Collected data:
━━━━━━━━━━
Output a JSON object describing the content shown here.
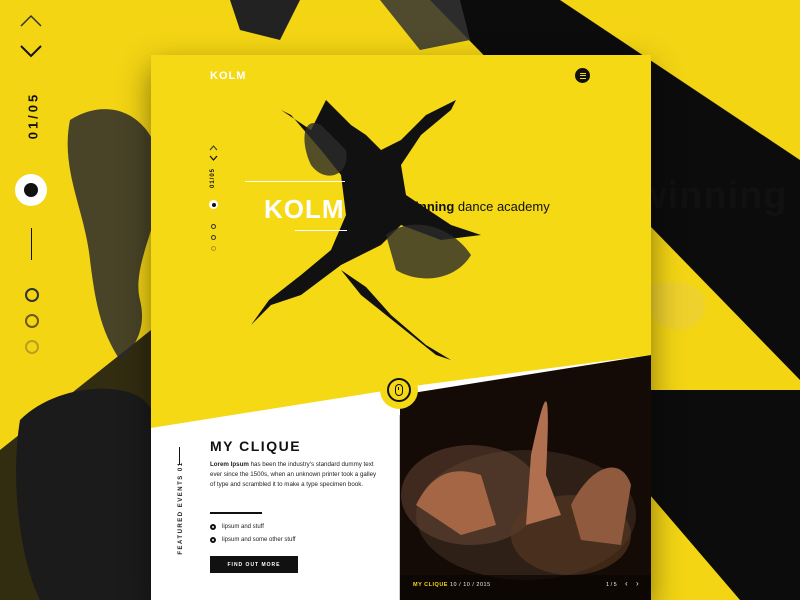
{
  "colors": {
    "accent": "#f5d915",
    "dark": "#111111",
    "white": "#ffffff"
  },
  "background": {
    "counter": "01/05",
    "headline_fragment": "winning",
    "nav_icons": [
      "chevron-up-icon",
      "chevron-down-icon"
    ]
  },
  "card": {
    "logo": "KOLM",
    "menu_icon": "menu-icon",
    "counter": "01/05",
    "hero": {
      "title": "KOLM",
      "subtitle_bold": "award winning",
      "subtitle_rest": "dance academy"
    },
    "section": {
      "vertical_label": "FEATURED EVENTS 01",
      "title": "MY CLIQUE",
      "body_bold": "Lorem Ipsum",
      "body_rest": "has been the industry's standard dummy text ever since the 1500s, when an unknown printer took a galley of type and scrambled it to make a type specimen book.",
      "bullets": [
        "lipsum and stuff",
        "lipsum and some other stuff"
      ],
      "button_label": "FIND OUT MORE"
    },
    "photo": {
      "caption_title": "MY CLIQUE",
      "caption_date": "10 / 10 / 2015",
      "pager": "1 / 5",
      "prev_icon": "chevron-left-icon",
      "next_icon": "chevron-right-icon"
    },
    "scroll_icon": "mouse-icon"
  }
}
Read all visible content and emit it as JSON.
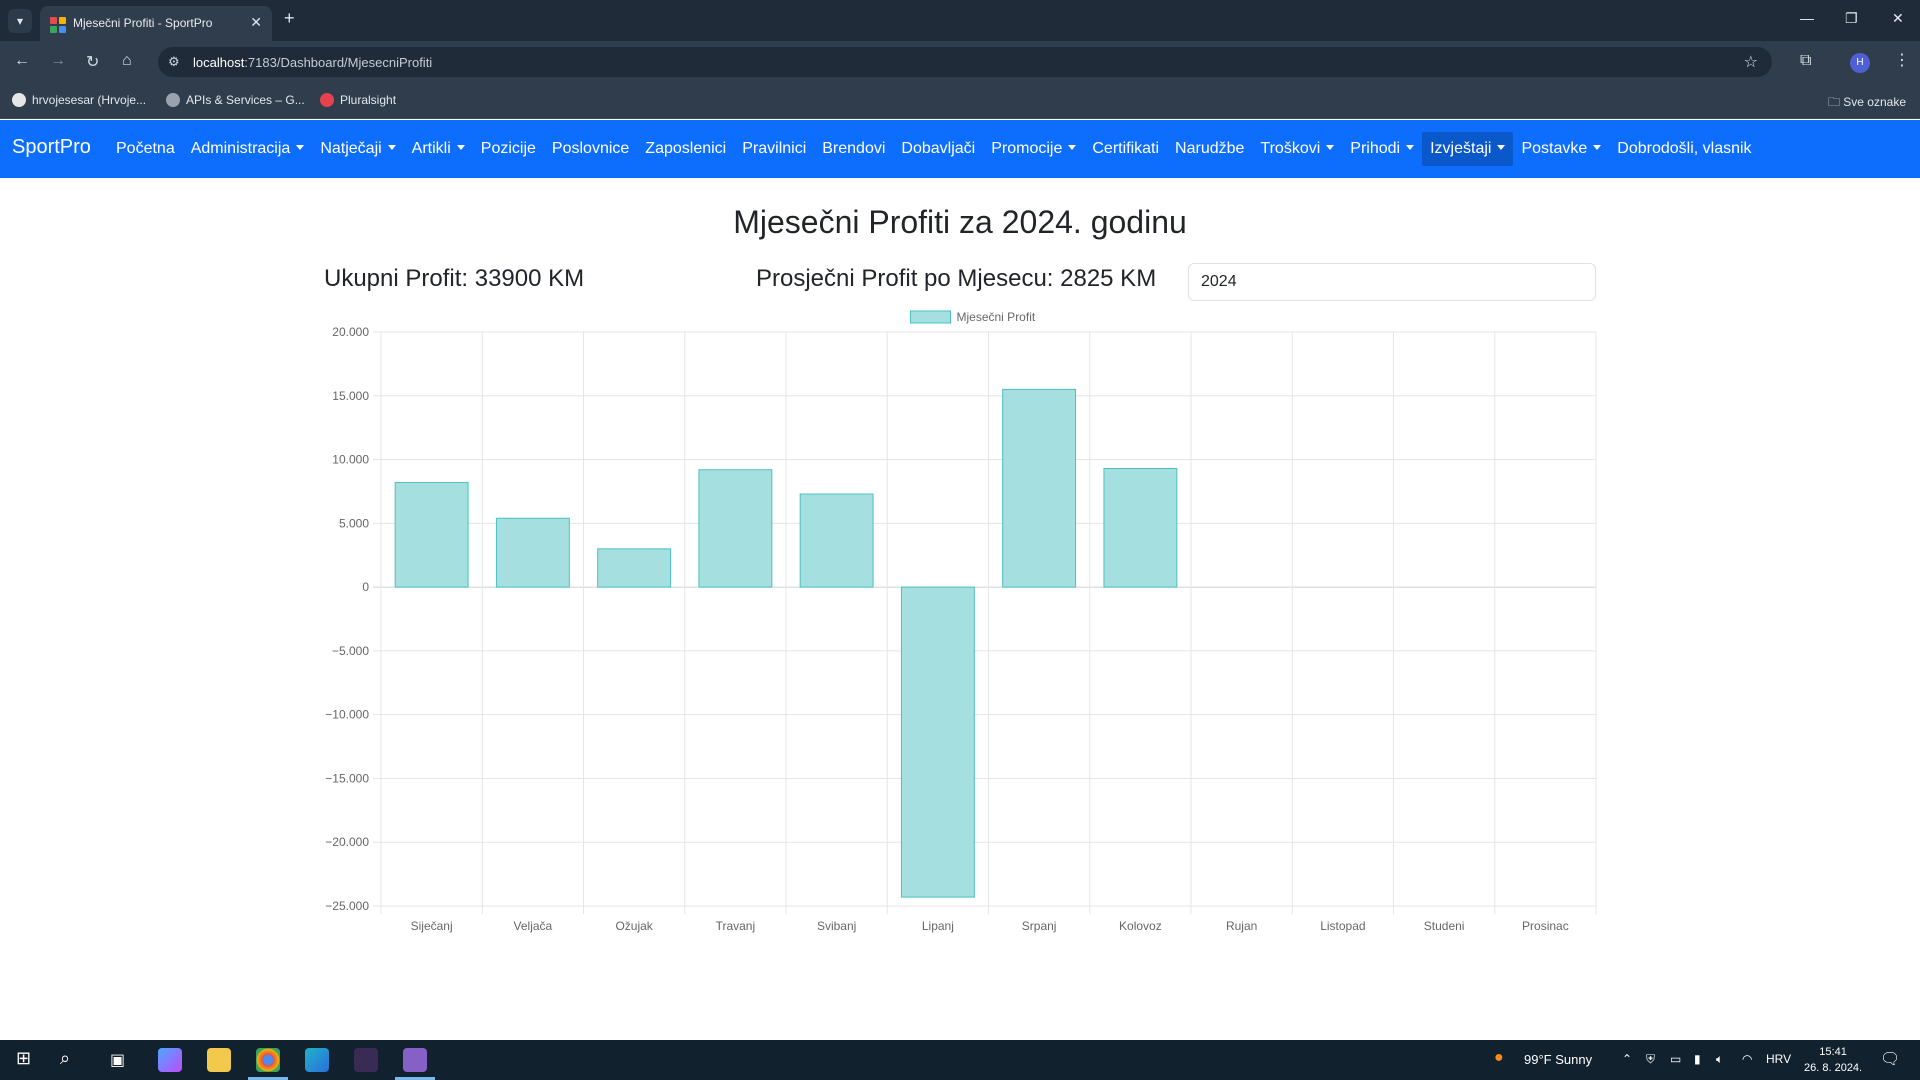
{
  "browser": {
    "tab_title": "Mjesečni Profiti - SportPro",
    "url_host": "localhost",
    "url_path": ":7183/Dashboard/MjesecniProfiti",
    "bookmarks": [
      "hrvojesesar (Hrvoje...",
      "APIs & Services – G...",
      "Pluralsight"
    ],
    "all_bookmarks": "Sve oznake",
    "profile_initial": "H"
  },
  "navbar": {
    "brand": "SportPro",
    "items": [
      {
        "label": "Početna",
        "dropdown": false
      },
      {
        "label": "Administracija",
        "dropdown": true
      },
      {
        "label": "Natječaji",
        "dropdown": true
      },
      {
        "label": "Artikli",
        "dropdown": true
      },
      {
        "label": "Pozicije",
        "dropdown": false
      },
      {
        "label": "Poslovnice",
        "dropdown": false
      },
      {
        "label": "Zaposlenici",
        "dropdown": false
      },
      {
        "label": "Pravilnici",
        "dropdown": false
      },
      {
        "label": "Brendovi",
        "dropdown": false
      },
      {
        "label": "Dobavljači",
        "dropdown": false
      },
      {
        "label": "Promocije",
        "dropdown": true
      },
      {
        "label": "Certifikati",
        "dropdown": false
      },
      {
        "label": "Narudžbe",
        "dropdown": false
      },
      {
        "label": "Troškovi",
        "dropdown": true
      },
      {
        "label": "Prihodi",
        "dropdown": true
      },
      {
        "label": "Izvještaji",
        "dropdown": true,
        "active": true
      },
      {
        "label": "Postavke",
        "dropdown": true
      },
      {
        "label": "Dobrodošli, vlasnik",
        "dropdown": false
      }
    ],
    "color": "#0d6efd",
    "active_color": "#0a58ca"
  },
  "page": {
    "title": "Mjesečni Profiti za 2024. godinu",
    "total": "Ukupni Profit: 33900 KM",
    "average": "Prosječni Profit po Mjesecu: 2825 KM",
    "year_value": "2024"
  },
  "chart_data": {
    "type": "bar",
    "categories": [
      "Siječanj",
      "Veljača",
      "Ožujak",
      "Travanj",
      "Svibanj",
      "Lipanj",
      "Srpanj",
      "Kolovoz",
      "Rujan",
      "Listopad",
      "Studeni",
      "Prosinac"
    ],
    "series": [
      {
        "name": "Mjesečni Profit",
        "values": [
          8200,
          5400,
          3000,
          9200,
          7300,
          -24300,
          15500,
          9300,
          0,
          0,
          0,
          0
        ]
      }
    ],
    "ylim": [
      -25000,
      20000
    ],
    "yticks": [
      20000,
      15000,
      10000,
      5000,
      0,
      -5000,
      -10000,
      -15000,
      -20000,
      -25000
    ],
    "ytick_labels": [
      "20.000",
      "15.000",
      "10.000",
      "5.000",
      "0",
      "−5.000",
      "−10.000",
      "−15.000",
      "−20.000",
      "−25.000"
    ],
    "grid": true,
    "legend": "top-center",
    "bar_fill": "#a6dfe0",
    "bar_stroke": "#4bc0c0"
  },
  "taskbar": {
    "weather": "99°F  Sunny",
    "language": "HRV",
    "time": "15:41",
    "date": "26. 8. 2024."
  }
}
━━━━━━━━━━
> **TASK PROMPT**: Reproduce the whole listing word for word, setting aside any pictures.

> **WRITTEN ANSWER**:
Output a JSON object describing the content shown here.
{
  "colors": {
    "accent": "#f5d915",
    "dark": "#111111",
    "white": "#ffffff"
  },
  "background": {
    "counter": "01/05",
    "headline_fragment": "winning",
    "nav_icons": [
      "chevron-up-icon",
      "chevron-down-icon"
    ]
  },
  "card": {
    "logo": "KOLM",
    "menu_icon": "menu-icon",
    "counter": "01/05",
    "hero": {
      "title": "KOLM",
      "subtitle_bold": "award winning",
      "subtitle_rest": "dance academy"
    },
    "section": {
      "vertical_label": "FEATURED EVENTS 01",
      "title": "MY CLIQUE",
      "body_bold": "Lorem Ipsum",
      "body_rest": "has been the industry's standard dummy text ever since the 1500s, when an unknown printer took a galley of type and scrambled it to make a type specimen book.",
      "bullets": [
        "lipsum and stuff",
        "lipsum and some other stuff"
      ],
      "button_label": "FIND OUT MORE"
    },
    "photo": {
      "caption_title": "MY CLIQUE",
      "caption_date": "10 / 10 / 2015",
      "pager": "1 / 5",
      "prev_icon": "chevron-left-icon",
      "next_icon": "chevron-right-icon"
    },
    "scroll_icon": "mouse-icon"
  }
}
Read all visible content and emit it as JSON.
{
  "browser": {
    "tab_title": "Mjesečni Profiti - SportPro",
    "url_host": "localhost",
    "url_path": ":7183/Dashboard/MjesecniProfiti",
    "bookmarks": [
      "hrvojesesar (Hrvoje...",
      "APIs & Services – G...",
      "Pluralsight"
    ],
    "all_bookmarks": "Sve oznake",
    "profile_initial": "H"
  },
  "navbar": {
    "brand": "SportPro",
    "items": [
      {
        "label": "Početna",
        "dropdown": false
      },
      {
        "label": "Administracija",
        "dropdown": true
      },
      {
        "label": "Natječaji",
        "dropdown": true
      },
      {
        "label": "Artikli",
        "dropdown": true
      },
      {
        "label": "Pozicije",
        "dropdown": false
      },
      {
        "label": "Poslovnice",
        "dropdown": false
      },
      {
        "label": "Zaposlenici",
        "dropdown": false
      },
      {
        "label": "Pravilnici",
        "dropdown": false
      },
      {
        "label": "Brendovi",
        "dropdown": false
      },
      {
        "label": "Dobavljači",
        "dropdown": false
      },
      {
        "label": "Promocije",
        "dropdown": true
      },
      {
        "label": "Certifikati",
        "dropdown": false
      },
      {
        "label": "Narudžbe",
        "dropdown": false
      },
      {
        "label": "Troškovi",
        "dropdown": true
      },
      {
        "label": "Prihodi",
        "dropdown": true
      },
      {
        "label": "Izvještaji",
        "dropdown": true,
        "active": true
      },
      {
        "label": "Postavke",
        "dropdown": true
      },
      {
        "label": "Dobrodošli, vlasnik",
        "dropdown": false
      }
    ],
    "color": "#0d6efd",
    "active_color": "#0a58ca"
  },
  "page": {
    "title": "Mjesečni Profiti za 2024. godinu",
    "total": "Ukupni Profit: 33900 KM",
    "average": "Prosječni Profit po Mjesecu: 2825 KM",
    "year_value": "2024"
  },
  "chart_data": {
    "type": "bar",
    "categories": [
      "Siječanj",
      "Veljača",
      "Ožujak",
      "Travanj",
      "Svibanj",
      "Lipanj",
      "Srpanj",
      "Kolovoz",
      "Rujan",
      "Listopad",
      "Studeni",
      "Prosinac"
    ],
    "series": [
      {
        "name": "Mjesečni Profit",
        "values": [
          8200,
          5400,
          3000,
          9200,
          7300,
          -24300,
          15500,
          9300,
          0,
          0,
          0,
          0
        ]
      }
    ],
    "ylim": [
      -25000,
      20000
    ],
    "yticks": [
      20000,
      15000,
      10000,
      5000,
      0,
      -5000,
      -10000,
      -15000,
      -20000,
      -25000
    ],
    "ytick_labels": [
      "20.000",
      "15.000",
      "10.000",
      "5.000",
      "0",
      "−5.000",
      "−10.000",
      "−15.000",
      "−20.000",
      "−25.000"
    ],
    "grid": true,
    "legend": "top-center",
    "bar_fill": "#a6dfe0",
    "bar_stroke": "#4bc0c0"
  },
  "taskbar": {
    "weather": "99°F  Sunny",
    "language": "HRV",
    "time": "15:41",
    "date": "26. 8. 2024."
  }
}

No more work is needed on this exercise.